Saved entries
****************
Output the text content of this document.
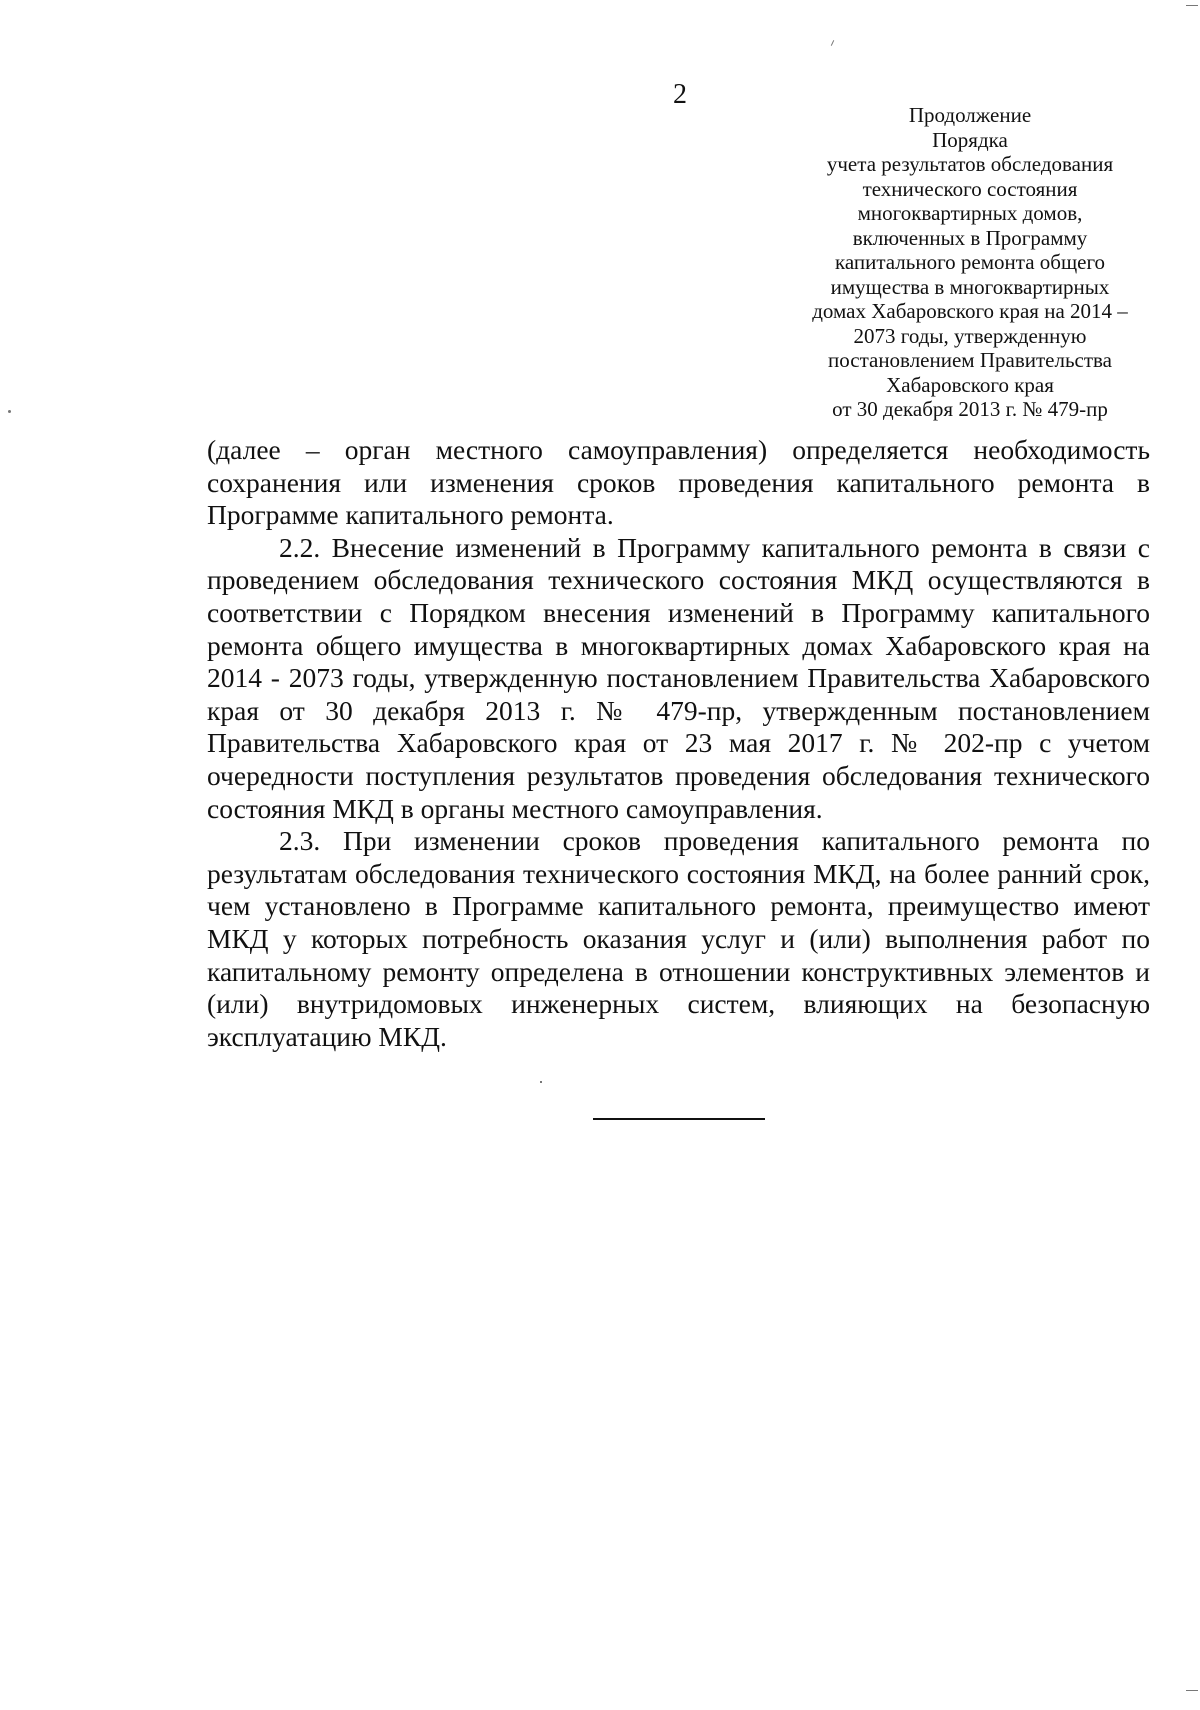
2
Продолжение
Порядка
учета результатов обследования
технического состояния
многоквартирных домов,
включенных в Программу
капитального ремонта общего
имущества в многоквартирных
домах Хабаровского края на 2014 –
2073 годы, утвержденную
постановлением Правительства
Хабаровского края
от 30 декабря 2013 г. № 479-пр

(далее – орган местного самоуправления) определяется необходимость сохранения или изменения сроков проведения капитального ремонта в Программе капитального ремонта.

2.2. Внесение изменений в Программу капитального ремонта в связи с проведением обследования технического состояния МКД осуществляются в соответствии с Порядком внесения изменений в Программу капитального ремонта общего имущества в многоквартирных домах Хабаровского края на 2014 - 2073 годы, утвержденную постановлением Правительства Хабаровского края от 30 декабря 2013 г. № 479-пр, утвержденным постановлением Правительства Хабаровского края от 23 мая 2017 г. № 202-пр с учетом очередности поступления результатов проведения обследования технического состояния МКД в органы местного самоуправления.

2.3. При изменении сроков проведения капитального ремонта по результатам обследования технического состояния МКД, на более ранний срок, чем установлено в Программе капитального ремонта, преимущество имеют МКД у которых потребность оказания услуг и (или) выполнения работ по капитальному ремонту определена в отношении конструктивных элементов и (или) внутридомовых инженерных систем, влияющих на безопасную эксплуатацию МКД.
****************
Transcribe the whole listing exactly. Pictures are excluded.

Output the text content of this document.
2
Продолжение
Порядка
учета результатов обследования
технического состояния
многоквартирных домов,
включенных в Программу
капитального ремонта общего
имущества в многоквартирных
домах Хабаровского края на 2014 –
2073 годы, утвержденную
постановлением Правительства
Хабаровского края
от 30 декабря 2013 г. № 479-пр

(далее – орган местного самоуправления) определяется необходимость сохранения или изменения сроков проведения капитального ремонта в Программе капитального ремонта.

2.2. Внесение изменений в Программу капитального ремонта в связи с проведением обследования технического состояния МКД осуществляются в соответствии с Порядком внесения изменений в Программу капитального ремонта общего имущества в многоквартирных домах Хабаровского края на 2014 - 2073 годы, утвержденную постановлением Правительства Хабаровского края от 30 декабря 2013 г. № 479-пр, утвержденным постановлением Правительства Хабаровского края от 23 мая 2017 г. № 202-пр с учетом очередности поступления результатов проведения обследования технического состояния МКД в органы местного самоуправления.

2.3. При изменении сроков проведения капитального ремонта по результатам обследования технического состояния МКД, на более ранний срок, чем установлено в Программе капитального ремонта, преимущество имеют МКД у которых потребность оказания услуг и (или) выполнения работ по капитальному ремонту определена в отношении конструктивных элементов и (или) внутридомовых инженерных систем, влияющих на безопасную эксплуатацию МКД.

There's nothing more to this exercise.